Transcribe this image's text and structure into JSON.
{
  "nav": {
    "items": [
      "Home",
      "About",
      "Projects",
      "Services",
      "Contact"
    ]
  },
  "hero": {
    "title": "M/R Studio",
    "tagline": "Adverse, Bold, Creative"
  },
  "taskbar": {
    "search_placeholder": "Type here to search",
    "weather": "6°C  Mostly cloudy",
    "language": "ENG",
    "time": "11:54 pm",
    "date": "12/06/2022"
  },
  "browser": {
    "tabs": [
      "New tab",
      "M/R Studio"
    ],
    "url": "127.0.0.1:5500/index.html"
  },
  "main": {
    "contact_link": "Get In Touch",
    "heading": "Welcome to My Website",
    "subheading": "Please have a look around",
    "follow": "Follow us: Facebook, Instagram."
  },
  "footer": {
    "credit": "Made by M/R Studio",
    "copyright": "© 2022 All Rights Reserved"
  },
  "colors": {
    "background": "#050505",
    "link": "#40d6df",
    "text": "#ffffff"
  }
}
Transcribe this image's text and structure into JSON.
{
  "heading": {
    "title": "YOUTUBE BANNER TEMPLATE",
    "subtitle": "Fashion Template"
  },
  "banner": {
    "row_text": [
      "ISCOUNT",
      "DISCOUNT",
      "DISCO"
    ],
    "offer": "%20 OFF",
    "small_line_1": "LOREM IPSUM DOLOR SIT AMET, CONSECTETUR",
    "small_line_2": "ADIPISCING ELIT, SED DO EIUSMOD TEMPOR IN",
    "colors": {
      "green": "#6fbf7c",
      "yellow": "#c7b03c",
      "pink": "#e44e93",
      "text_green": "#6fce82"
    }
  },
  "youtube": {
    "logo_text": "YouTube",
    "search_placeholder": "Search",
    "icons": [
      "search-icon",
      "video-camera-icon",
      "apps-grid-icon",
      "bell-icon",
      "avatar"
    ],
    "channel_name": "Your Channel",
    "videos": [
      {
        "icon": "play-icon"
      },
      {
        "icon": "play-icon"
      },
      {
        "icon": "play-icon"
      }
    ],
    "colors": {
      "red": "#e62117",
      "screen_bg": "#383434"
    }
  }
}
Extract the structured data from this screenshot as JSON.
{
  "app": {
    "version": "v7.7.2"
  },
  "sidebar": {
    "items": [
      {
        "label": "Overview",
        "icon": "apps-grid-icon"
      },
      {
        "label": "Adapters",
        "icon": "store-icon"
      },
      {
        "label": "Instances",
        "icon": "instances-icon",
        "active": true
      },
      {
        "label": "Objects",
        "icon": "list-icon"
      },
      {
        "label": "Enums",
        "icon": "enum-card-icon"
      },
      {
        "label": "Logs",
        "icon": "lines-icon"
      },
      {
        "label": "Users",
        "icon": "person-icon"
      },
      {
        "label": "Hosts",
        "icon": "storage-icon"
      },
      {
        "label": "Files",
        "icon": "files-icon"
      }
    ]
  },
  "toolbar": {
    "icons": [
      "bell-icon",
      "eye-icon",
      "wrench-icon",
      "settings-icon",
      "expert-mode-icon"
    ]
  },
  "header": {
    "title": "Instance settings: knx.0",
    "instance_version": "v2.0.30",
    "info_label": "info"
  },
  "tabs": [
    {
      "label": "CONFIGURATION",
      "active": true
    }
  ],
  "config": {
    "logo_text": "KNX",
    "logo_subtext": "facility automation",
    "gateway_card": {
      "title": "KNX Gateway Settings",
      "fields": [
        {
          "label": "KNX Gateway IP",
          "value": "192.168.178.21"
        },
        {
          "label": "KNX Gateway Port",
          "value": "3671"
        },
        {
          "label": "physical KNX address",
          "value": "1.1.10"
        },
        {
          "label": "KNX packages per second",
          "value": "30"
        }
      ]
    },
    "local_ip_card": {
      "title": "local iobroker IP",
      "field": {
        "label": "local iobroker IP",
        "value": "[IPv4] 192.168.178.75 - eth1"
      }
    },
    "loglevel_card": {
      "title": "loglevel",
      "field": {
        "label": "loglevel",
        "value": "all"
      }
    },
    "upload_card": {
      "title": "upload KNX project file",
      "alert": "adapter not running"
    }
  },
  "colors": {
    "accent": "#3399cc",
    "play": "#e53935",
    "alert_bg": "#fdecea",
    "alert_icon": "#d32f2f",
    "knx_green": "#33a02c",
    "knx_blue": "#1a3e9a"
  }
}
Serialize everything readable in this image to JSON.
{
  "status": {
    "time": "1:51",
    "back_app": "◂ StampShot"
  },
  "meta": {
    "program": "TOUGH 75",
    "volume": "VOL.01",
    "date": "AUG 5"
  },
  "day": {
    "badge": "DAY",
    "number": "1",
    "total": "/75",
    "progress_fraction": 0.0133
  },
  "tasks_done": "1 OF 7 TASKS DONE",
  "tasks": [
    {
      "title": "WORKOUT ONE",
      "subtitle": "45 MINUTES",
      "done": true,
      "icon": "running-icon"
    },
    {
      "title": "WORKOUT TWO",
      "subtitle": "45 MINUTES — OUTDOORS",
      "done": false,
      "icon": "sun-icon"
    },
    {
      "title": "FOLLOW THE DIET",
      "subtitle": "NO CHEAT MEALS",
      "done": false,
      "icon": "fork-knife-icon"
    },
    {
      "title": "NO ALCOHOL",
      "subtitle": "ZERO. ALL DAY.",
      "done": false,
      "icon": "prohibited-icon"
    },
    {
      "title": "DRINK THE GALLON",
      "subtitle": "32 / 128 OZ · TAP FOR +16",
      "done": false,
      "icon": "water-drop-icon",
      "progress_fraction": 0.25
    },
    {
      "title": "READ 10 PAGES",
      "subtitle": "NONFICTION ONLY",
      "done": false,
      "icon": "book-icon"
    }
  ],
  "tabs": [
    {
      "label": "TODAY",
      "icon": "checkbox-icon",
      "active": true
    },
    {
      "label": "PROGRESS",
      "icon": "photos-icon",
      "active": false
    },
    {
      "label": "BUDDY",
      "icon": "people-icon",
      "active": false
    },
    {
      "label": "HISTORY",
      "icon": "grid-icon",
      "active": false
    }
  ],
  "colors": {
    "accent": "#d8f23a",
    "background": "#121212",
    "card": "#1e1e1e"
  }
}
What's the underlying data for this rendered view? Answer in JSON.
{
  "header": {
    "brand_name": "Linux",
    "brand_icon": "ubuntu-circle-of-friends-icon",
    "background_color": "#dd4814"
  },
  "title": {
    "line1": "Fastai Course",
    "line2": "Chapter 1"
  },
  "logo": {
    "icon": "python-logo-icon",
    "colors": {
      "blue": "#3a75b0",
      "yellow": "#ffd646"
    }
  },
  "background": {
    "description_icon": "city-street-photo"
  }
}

▬▬▬▬▬▬

Quote each line above in full, word for word.

Transcribe this image's text and structure into JSON.
{
  "nav": {
    "items": [
      "Home",
      "About",
      "Projects",
      "Services",
      "Contact"
    ]
  },
  "hero": {
    "title": "M/R Studio",
    "tagline": "Adverse, Bold, Creative"
  },
  "taskbar": {
    "search_placeholder": "Type here to search",
    "weather": "6°C  Mostly cloudy",
    "language": "ENG",
    "time": "11:54 pm",
    "date": "12/06/2022"
  },
  "browser": {
    "tabs": [
      "New tab",
      "M/R Studio"
    ],
    "url": "127.0.0.1:5500/index.html"
  },
  "main": {
    "contact_link": "Get In Touch",
    "heading": "Welcome to My Website",
    "subheading": "Please have a look around",
    "follow": "Follow us: Facebook, Instagram."
  },
  "footer": {
    "credit": "Made by M/R Studio",
    "copyright": "© 2022 All Rights Reserved"
  },
  "colors": {
    "background": "#050505",
    "link": "#40d6df",
    "text": "#ffffff"
  }
}
Transcribe this image's text and structure into JSON.
{
  "heading": {
    "title": "YOUTUBE BANNER TEMPLATE",
    "subtitle": "Fashion Template"
  },
  "banner": {
    "row_text": [
      "ISCOUNT",
      "DISCOUNT",
      "DISCO"
    ],
    "offer": "%20 OFF",
    "small_line_1": "LOREM IPSUM DOLOR SIT AMET, CONSECTETUR",
    "small_line_2": "ADIPISCING ELIT, SED DO EIUSMOD TEMPOR IN",
    "colors": {
      "green": "#6fbf7c",
      "yellow": "#c7b03c",
      "pink": "#e44e93",
      "text_green": "#6fce82"
    }
  },
  "youtube": {
    "logo_text": "YouTube",
    "search_placeholder": "Search",
    "icons": [
      "search-icon",
      "video-camera-icon",
      "apps-grid-icon",
      "bell-icon",
      "avatar"
    ],
    "channel_name": "Your Channel",
    "videos": [
      {
        "icon": "play-icon"
      },
      {
        "icon": "play-icon"
      },
      {
        "icon": "play-icon"
      }
    ],
    "colors": {
      "red": "#e62117",
      "screen_bg": "#383434"
    }
  }
}
Extract the structured data from this screenshot as JSON.
{
  "app": {
    "version": "v7.7.2"
  },
  "sidebar": {
    "items": [
      {
        "label": "Overview",
        "icon": "apps-grid-icon"
      },
      {
        "label": "Adapters",
        "icon": "store-icon"
      },
      {
        "label": "Instances",
        "icon": "instances-icon",
        "active": true
      },
      {
        "label": "Objects",
        "icon": "list-icon"
      },
      {
        "label": "Enums",
        "icon": "enum-card-icon"
      },
      {
        "label": "Logs",
        "icon": "lines-icon"
      },
      {
        "label": "Users",
        "icon": "person-icon"
      },
      {
        "label": "Hosts",
        "icon": "storage-icon"
      },
      {
        "label": "Files",
        "icon": "files-icon"
      }
    ]
  },
  "toolbar": {
    "icons": [
      "bell-icon",
      "eye-icon",
      "wrench-icon",
      "settings-icon",
      "expert-mode-icon"
    ]
  },
  "header": {
    "title": "Instance settings: knx.0",
    "instance_version": "v2.0.30",
    "info_label": "info"
  },
  "tabs": [
    {
      "label": "CONFIGURATION",
      "active": true
    }
  ],
  "config": {
    "logo_text": "KNX",
    "logo_subtext": "facility automation",
    "gateway_card": {
      "title": "KNX Gateway Settings",
      "fields": [
        {
          "label": "KNX Gateway IP",
          "value": "192.168.178.21"
        },
        {
          "label": "KNX Gateway Port",
          "value": "3671"
        },
        {
          "label": "physical KNX address",
          "value": "1.1.10"
        },
        {
          "label": "KNX packages per second",
          "value": "30"
        }
      ]
    },
    "local_ip_card": {
      "title": "local iobroker IP",
      "field": {
        "label": "local iobroker IP",
        "value": "[IPv4] 192.168.178.75 - eth1"
      }
    },
    "loglevel_card": {
      "title": "loglevel",
      "field": {
        "label": "loglevel",
        "value": "all"
      }
    },
    "upload_card": {
      "title": "upload KNX project file",
      "alert": "adapter not running"
    }
  },
  "colors": {
    "accent": "#3399cc",
    "play": "#e53935",
    "alert_bg": "#fdecea",
    "alert_icon": "#d32f2f",
    "knx_green": "#33a02c",
    "knx_blue": "#1a3e9a"
  }
}
Serialize everything readable in this image to JSON.
{
  "status": {
    "time": "1:51",
    "back_app": "◂ StampShot"
  },
  "meta": {
    "program": "TOUGH 75",
    "volume": "VOL.01",
    "date": "AUG 5"
  },
  "day": {
    "badge": "DAY",
    "number": "1",
    "total": "/75",
    "progress_fraction": 0.0133
  },
  "tasks_done": "1 OF 7 TASKS DONE",
  "tasks": [
    {
      "title": "WORKOUT ONE",
      "subtitle": "45 MINUTES",
      "done": true,
      "icon": "running-icon"
    },
    {
      "title": "WORKOUT TWO",
      "subtitle": "45 MINUTES — OUTDOORS",
      "done": false,
      "icon": "sun-icon"
    },
    {
      "title": "FOLLOW THE DIET",
      "subtitle": "NO CHEAT MEALS",
      "done": false,
      "icon": "fork-knife-icon"
    },
    {
      "title": "NO ALCOHOL",
      "subtitle": "ZERO. ALL DAY.",
      "done": false,
      "icon": "prohibited-icon"
    },
    {
      "title": "DRINK THE GALLON",
      "subtitle": "32 / 128 OZ · TAP FOR +16",
      "done": false,
      "icon": "water-drop-icon",
      "progress_fraction": 0.25
    },
    {
      "title": "READ 10 PAGES",
      "subtitle": "NONFICTION ONLY",
      "done": false,
      "icon": "book-icon"
    }
  ],
  "tabs": [
    {
      "label": "TODAY",
      "icon": "checkbox-icon",
      "active": true
    },
    {
      "label": "PROGRESS",
      "icon": "photos-icon",
      "active": false
    },
    {
      "label": "BUDDY",
      "icon": "people-icon",
      "active": false
    },
    {
      "label": "HISTORY",
      "icon": "grid-icon",
      "active": false
    }
  ],
  "colors": {
    "accent": "#d8f23a",
    "background": "#121212",
    "card": "#1e1e1e"
  }
}
What's the underlying data for this rendered view? Answer in JSON.
{
  "header": {
    "brand_name": "Linux",
    "brand_icon": "ubuntu-circle-of-friends-icon",
    "background_color": "#dd4814"
  },
  "title": {
    "line1": "Fastai Course",
    "line2": "Chapter 1"
  },
  "logo": {
    "icon": "python-logo-icon",
    "colors": {
      "blue": "#3a75b0",
      "yellow": "#ffd646"
    }
  },
  "background": {
    "description_icon": "city-street-photo"
  }
}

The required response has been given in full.